What you are asked to do
Please reproduce each of the items below, line for line and without any changes.

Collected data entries
+===+

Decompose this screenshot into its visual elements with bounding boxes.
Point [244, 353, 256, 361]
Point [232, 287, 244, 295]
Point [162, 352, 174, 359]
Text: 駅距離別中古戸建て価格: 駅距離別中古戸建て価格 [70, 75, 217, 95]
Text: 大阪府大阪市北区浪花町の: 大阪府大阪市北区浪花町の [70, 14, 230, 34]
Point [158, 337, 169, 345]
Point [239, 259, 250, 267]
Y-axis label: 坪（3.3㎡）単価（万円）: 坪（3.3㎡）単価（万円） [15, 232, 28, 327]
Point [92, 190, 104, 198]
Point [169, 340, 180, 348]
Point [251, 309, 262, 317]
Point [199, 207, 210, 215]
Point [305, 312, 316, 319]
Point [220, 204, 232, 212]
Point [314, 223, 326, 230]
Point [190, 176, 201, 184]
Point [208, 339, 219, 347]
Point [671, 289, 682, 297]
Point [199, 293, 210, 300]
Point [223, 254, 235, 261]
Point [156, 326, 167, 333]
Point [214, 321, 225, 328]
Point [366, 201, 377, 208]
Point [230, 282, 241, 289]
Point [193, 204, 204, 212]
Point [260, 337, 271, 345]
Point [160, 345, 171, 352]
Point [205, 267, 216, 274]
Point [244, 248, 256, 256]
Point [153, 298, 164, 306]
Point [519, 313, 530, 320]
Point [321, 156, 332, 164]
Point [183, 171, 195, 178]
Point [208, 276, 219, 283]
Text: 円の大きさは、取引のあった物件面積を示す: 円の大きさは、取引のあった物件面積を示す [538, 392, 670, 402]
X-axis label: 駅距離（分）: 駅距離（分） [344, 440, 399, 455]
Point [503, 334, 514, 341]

+===+

In response
Decompose this screenshot into its visual elements with bounding boxes.
Point [244, 353, 256, 361]
Point [232, 287, 244, 295]
Point [162, 352, 174, 359]
Text: 駅距離別中古戸建て価格: 駅距離別中古戸建て価格 [70, 75, 217, 95]
Text: 大阪府大阪市北区浪花町の: 大阪府大阪市北区浪花町の [70, 14, 230, 34]
Point [158, 337, 169, 345]
Point [239, 259, 250, 267]
Y-axis label: 坪（3.3㎡）単価（万円）: 坪（3.3㎡）単価（万円） [15, 232, 28, 327]
Point [92, 190, 104, 198]
Point [169, 340, 180, 348]
Point [251, 309, 262, 317]
Point [199, 207, 210, 215]
Point [305, 312, 316, 319]
Point [220, 204, 232, 212]
Point [314, 223, 326, 230]
Point [190, 176, 201, 184]
Point [208, 339, 219, 347]
Point [671, 289, 682, 297]
Point [199, 293, 210, 300]
Point [223, 254, 235, 261]
Point [156, 326, 167, 333]
Point [214, 321, 225, 328]
Point [366, 201, 377, 208]
Point [230, 282, 241, 289]
Point [193, 204, 204, 212]
Point [260, 337, 271, 345]
Point [160, 345, 171, 352]
Point [205, 267, 216, 274]
Point [244, 248, 256, 256]
Point [153, 298, 164, 306]
Point [519, 313, 530, 320]
Point [321, 156, 332, 164]
Point [183, 171, 195, 178]
Point [208, 276, 219, 283]
Text: 円の大きさは、取引のあった物件面積を示す: 円の大きさは、取引のあった物件面積を示す [538, 392, 670, 402]
X-axis label: 駅距離（分）: 駅距離（分） [344, 440, 399, 455]
Point [503, 334, 514, 341]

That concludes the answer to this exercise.